**Passage to read**:
-.-.-

Open rqueizan opened 2 months ago

rqueizan commented 2 months ago

I'm trying to make the following inheritance.

public class A { public IEnumerable<T> Method<T>(IEnumerable<T> elements) where T : SomeInterface

public class B<T> : A where T : SomeInterface { public IEnumerable<T> Method(IEnumerable<T> elements)

It seems to me that semantically this inheritance is compatible and admissible since the type of data is the same and maintains the same clauses.

KalleOlaviNiemitalo commented 2 months ago

Sure, you can do that

using System;
using System.Collections.Generic;

public interface SomeInterface
{
}

public class A
{
    public IEnumerable<T> Method<T>(
        IEnumerable<T> elements)
        where T : SomeInterface
    {
        throw new NotImplementedException();
    }
}

public class B<T> : A
    where T : SomeInterface
{
    public IEnumerable<T> Method(
        IEnumerable<T> elements)

-.-.-

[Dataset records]
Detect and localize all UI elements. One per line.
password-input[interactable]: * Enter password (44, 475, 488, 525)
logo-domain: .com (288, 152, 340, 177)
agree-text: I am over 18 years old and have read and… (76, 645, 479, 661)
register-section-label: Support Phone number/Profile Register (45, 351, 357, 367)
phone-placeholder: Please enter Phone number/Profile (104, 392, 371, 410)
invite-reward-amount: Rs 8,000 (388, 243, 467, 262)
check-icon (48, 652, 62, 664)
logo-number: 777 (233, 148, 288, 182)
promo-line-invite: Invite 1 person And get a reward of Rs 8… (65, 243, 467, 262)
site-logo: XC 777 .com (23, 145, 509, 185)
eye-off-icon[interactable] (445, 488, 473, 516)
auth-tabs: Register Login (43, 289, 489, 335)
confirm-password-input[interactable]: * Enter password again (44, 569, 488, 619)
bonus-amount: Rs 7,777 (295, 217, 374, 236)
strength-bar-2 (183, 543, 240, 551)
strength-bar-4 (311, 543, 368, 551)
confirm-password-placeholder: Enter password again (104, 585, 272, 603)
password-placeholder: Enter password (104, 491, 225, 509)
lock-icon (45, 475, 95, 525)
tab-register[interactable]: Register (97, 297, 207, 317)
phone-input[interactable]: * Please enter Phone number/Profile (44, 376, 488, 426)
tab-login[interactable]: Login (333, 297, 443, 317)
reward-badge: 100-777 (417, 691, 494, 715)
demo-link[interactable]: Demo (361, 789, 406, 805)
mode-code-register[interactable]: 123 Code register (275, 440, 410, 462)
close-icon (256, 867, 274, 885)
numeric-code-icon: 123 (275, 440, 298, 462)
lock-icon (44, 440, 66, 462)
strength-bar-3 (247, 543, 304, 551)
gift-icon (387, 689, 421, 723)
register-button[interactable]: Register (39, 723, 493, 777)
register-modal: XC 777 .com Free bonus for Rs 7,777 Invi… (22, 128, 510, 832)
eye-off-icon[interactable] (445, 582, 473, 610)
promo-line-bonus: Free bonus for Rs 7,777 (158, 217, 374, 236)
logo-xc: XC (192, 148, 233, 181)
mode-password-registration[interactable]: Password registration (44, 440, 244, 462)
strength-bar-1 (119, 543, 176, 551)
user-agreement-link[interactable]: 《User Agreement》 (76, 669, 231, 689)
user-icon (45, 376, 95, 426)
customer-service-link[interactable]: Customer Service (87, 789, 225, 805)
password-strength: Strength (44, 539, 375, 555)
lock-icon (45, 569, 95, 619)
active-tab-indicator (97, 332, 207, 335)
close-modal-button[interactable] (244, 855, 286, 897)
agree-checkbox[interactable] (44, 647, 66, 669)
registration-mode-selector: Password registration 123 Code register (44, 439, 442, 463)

-.-.-

**Exercise details**: In the issue thread about generic method inheritance, why does the original poster consider the proposed inheritance admissible?

**Completed task**: Because the type of data is the same and it maintains the same clauses.